*Supplied passage*

- - -

Oxidation and over-oxidation in bread dough are topics that bakers don’t mention enough. To understand its importance, here’s an experience I had last year:
I had tried to make a spectacular “super bread”. I’d mixed it “hard”, bulk fermented it “long”, and gave it a nice, extended rise. I thought it would be a showstopping loaf. But in reality, the dough lost its strength and flavour. I still remember my bitter disappointment when it came out of the banneton and collapsed.
I know it did this now because of over-oxidation. So what is the truth about oxygen in bread, is oxygen required, and how can you prevent over-oxidation? Let’s take a look.
When flour is in contact with air, it absorbs oxygen. The amount of oxygen absorbed increases when the dough is kneaded. The dough uses the oxygen in the dough to strengthen the dough structure and supply the yeast. It can also have a detrimental effect on the dough.
Dough oxidation is also known as oxygenation. Dough that has too much oxygen exposure is also known as over-oxygenated. Looking through scientific papers, there is a fine line between both processes, but oxidation is the correct term.
Oxidation makes bread dough stronger. As gluten molecules are oxidated, sulfhydryl groups in some amino acids are oxidized to produce disulfide bonds. These contribute to the crosslinking of the gluten, which produces an enhanced gluten structure. It makes the dough easier to shape and rise uniformly.
Yeast has two ways it can produce carbon dioxide gas in bread making. These comprise of aerobic or anaerobic respiration. When yeast has oxygen available it respires following the citric acid cycle, but without oxygen, it takes the anaerobic pathway which leads to fermentation. The yeast fermentation process is much talked about as it produces carbon dioxide and ethanol, which supplements the growth and fermentation of organic acids. While fermentation sounds more exciting and provides flavour and bread-like features, respiration is just as important.
Yeast begins producing gas via aerobic respiration, but as the supply of oxygen is depleted, it changes its operation to anaerobic respiration. How much aerobic preparation occurs depends on the amount of oxygen incorporated into the dough.
Aerobic respiration is best for light tasting bread made with a short rise. It releases more ATP molecules which provide energy that makes the dough rise quicker. Because bread made this way undergoes little fermentation, its flavour is light.
The benefits of organic acids and ethanol provided by anaerobic respiration are favoured in artisan bread. These extra components act as natural dough conditioners and flavour enhancers to make a more exciting loaf that keeps fresh for longer.
The tricky task for home bakers is to not sit on the fence! You either want to incorporate a lot of oxygen and rise the bread quickly or a longer rise for a more fermented flavour. Well, this is not 100% correct! You can use pre-fermented flour in a yeast dough to get the best of both worlds! The pre-fermented flour adds fermented goodness to advance the flavour and structure of a quickly risen bread alongside intensive kneading.

- - -

*Dataset entries*
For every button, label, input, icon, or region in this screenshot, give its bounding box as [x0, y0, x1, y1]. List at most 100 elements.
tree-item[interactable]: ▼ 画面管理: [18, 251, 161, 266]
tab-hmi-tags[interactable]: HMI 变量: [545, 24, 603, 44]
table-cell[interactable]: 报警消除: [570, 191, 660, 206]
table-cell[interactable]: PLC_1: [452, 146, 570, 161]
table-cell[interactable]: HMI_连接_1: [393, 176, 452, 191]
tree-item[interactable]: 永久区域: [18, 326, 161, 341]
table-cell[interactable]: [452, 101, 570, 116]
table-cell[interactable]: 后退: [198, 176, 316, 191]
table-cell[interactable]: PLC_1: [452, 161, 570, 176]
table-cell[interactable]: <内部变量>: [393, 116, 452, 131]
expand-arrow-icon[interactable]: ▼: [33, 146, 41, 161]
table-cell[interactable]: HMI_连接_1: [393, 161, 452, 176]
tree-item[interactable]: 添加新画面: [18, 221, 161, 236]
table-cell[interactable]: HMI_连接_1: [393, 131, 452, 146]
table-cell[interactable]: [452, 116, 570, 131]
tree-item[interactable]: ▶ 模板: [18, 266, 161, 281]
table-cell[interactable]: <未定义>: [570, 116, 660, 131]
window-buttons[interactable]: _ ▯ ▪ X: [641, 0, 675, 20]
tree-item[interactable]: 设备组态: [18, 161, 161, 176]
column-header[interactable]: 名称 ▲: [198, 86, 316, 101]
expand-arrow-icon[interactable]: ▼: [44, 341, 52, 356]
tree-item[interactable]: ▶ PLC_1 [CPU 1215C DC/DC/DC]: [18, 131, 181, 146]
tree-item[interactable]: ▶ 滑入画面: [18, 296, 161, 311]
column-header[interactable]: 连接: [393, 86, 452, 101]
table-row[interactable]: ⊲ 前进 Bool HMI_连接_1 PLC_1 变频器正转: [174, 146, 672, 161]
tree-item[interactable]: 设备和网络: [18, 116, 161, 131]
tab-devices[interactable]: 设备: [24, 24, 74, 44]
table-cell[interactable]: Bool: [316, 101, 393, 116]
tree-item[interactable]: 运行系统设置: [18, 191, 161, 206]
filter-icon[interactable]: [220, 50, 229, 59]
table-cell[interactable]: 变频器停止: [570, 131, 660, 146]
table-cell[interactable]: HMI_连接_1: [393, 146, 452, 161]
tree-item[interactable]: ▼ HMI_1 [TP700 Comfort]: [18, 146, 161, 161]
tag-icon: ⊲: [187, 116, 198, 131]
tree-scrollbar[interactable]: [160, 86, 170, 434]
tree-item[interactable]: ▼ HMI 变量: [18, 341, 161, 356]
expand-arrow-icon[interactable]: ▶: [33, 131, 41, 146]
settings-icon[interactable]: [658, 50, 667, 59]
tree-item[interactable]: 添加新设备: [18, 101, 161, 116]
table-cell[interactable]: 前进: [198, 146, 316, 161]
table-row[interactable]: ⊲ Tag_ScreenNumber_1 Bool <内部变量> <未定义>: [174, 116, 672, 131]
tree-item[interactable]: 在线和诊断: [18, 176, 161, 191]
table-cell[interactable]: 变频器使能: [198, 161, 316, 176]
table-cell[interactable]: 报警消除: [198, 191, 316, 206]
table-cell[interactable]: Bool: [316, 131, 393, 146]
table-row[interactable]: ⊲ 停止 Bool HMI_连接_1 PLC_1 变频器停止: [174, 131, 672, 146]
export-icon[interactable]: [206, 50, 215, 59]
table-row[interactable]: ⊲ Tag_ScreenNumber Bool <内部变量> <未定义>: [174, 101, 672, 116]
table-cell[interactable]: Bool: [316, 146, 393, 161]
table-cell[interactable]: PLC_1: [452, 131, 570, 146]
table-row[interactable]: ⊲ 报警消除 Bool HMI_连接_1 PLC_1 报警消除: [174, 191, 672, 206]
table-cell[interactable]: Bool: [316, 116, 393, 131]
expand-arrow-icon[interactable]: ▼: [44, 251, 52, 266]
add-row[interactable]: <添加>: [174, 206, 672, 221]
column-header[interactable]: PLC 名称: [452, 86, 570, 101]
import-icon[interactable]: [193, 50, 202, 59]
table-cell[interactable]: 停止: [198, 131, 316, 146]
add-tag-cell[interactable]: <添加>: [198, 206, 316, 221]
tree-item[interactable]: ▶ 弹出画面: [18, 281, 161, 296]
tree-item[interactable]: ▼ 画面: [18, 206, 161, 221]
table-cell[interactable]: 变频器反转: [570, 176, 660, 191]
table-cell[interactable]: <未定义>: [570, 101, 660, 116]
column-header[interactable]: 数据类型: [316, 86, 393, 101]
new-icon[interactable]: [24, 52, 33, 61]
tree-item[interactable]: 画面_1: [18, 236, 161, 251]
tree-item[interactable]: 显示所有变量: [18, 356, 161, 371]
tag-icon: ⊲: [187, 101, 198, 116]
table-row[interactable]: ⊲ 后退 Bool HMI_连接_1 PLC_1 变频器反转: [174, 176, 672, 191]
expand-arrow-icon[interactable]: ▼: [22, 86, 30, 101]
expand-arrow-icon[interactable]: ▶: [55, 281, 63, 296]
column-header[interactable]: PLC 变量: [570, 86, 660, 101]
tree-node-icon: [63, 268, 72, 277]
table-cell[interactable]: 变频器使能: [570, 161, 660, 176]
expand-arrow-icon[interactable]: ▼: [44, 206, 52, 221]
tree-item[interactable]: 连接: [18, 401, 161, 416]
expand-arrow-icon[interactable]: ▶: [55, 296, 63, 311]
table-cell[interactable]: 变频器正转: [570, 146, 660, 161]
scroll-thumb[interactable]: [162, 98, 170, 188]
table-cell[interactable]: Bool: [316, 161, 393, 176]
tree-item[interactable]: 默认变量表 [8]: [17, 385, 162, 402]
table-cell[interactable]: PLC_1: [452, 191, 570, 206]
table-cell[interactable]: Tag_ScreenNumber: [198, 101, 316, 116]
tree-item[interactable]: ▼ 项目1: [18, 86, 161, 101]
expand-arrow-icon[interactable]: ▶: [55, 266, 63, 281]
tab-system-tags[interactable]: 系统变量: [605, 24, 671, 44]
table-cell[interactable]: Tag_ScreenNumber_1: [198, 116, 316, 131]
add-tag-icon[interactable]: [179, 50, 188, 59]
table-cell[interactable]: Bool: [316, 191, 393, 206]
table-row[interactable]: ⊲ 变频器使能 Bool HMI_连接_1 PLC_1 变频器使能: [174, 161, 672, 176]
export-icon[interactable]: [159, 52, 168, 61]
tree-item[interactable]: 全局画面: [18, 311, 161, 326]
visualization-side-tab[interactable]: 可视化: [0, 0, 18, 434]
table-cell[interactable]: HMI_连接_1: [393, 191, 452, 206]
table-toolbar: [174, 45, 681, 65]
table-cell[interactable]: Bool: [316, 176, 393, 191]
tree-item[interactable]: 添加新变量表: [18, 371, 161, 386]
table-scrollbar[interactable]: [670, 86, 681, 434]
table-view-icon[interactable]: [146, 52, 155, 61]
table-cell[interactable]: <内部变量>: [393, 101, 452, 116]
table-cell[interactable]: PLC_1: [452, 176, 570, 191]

- - -

*Directive 1*
In the bread dough oxidation article, what do sulfhydryl groups in some amino acids form when they are oxidized?
*Directive 2*
List the things the baker did to the "super bread" dough described in the bread dough oxidation article.
*Directive 3*
Pick up the bread dough oxidation article after its last sentence and keep writing it.

*Exercise response 1*
Disulfide bonds.

*Exercise response 2*
- Mixed it "hard"
- Bulk fermented it "long"
- Gave it a nice, extended rise

*Exercise response 3*
When too much oxygen is incorporated into the flour, it destroys the flavour and appearance of the bread. The yellow/creamy lipids in the flour are the carotene pigments called carotenoids. As oxygen is absorbed, they become over-oxidated and turn pure white. If this happens, it shows that the carotenoids are damaged, and their minerals have been washed away. It is why over-oxidation is also known as flour “bleaching”.
Not only does over-oxidation wash away colour and minerals. It also removes bread-like flavours, leaving a bitter taste after baking.
The best way to see if there is too much oxygen is by looking at the colour of the crumb. If it is dull and white, there was too much exposure. Another thing to observe is the crumb structure. Too much oxygen produces irregular holes in a close-knit crumb. The aroma will also be bland.
Dough absorbs a considerable amount of oxygen as it is kneaded. Oxygen continues to be absorbed as the dough sits during the first and second rises. Long fermentation after intensive mixing is the leading cause of over-oxidation. Yet there are many causes of oxidation in bread dough, all of which are commonly found:
If a long mixing time is used, the bulk fermentation must be reduced to prevent over oxidation. It’s also a good idea to reduce the amount of oxygen that can come into contact with the dough. Little things such as using small containers for bulk fermentation and a lid to cover dough resting containers can make a big difference.
It’s also important to consider the length of time dough is fermented. Even if mixing is light, some flours can’t withstand long periods of oxygen exposure and collapse.
Incorporating too much oxygen is common where intense mixing is used. Oxidation is reduced in some bakeries by using specialist vacuum mixers that prevent oxygen from entering the dough. They use these mixers alongside adding an anti-oxidant such as ascorbic acid.
Ascorbic acid is often used to increase the amount of oxygen in the dough for home baking and many small industrial bakeries. But some industrial mixers use ascorbic acid as an anti-oxidant. This allows longer fermentation times to be achieved with heavy mixing.
Over-oxidation can also occur when stand mixers are used. Some mixers won’t develop the gluten effectively, so many home bakers increase the kneading time above 15 minutes. Alot of oxygen will be incorporated in this long mixing time, so you may find better results by increasing bulk fermentation time, adding a dough improver or kneading by hand.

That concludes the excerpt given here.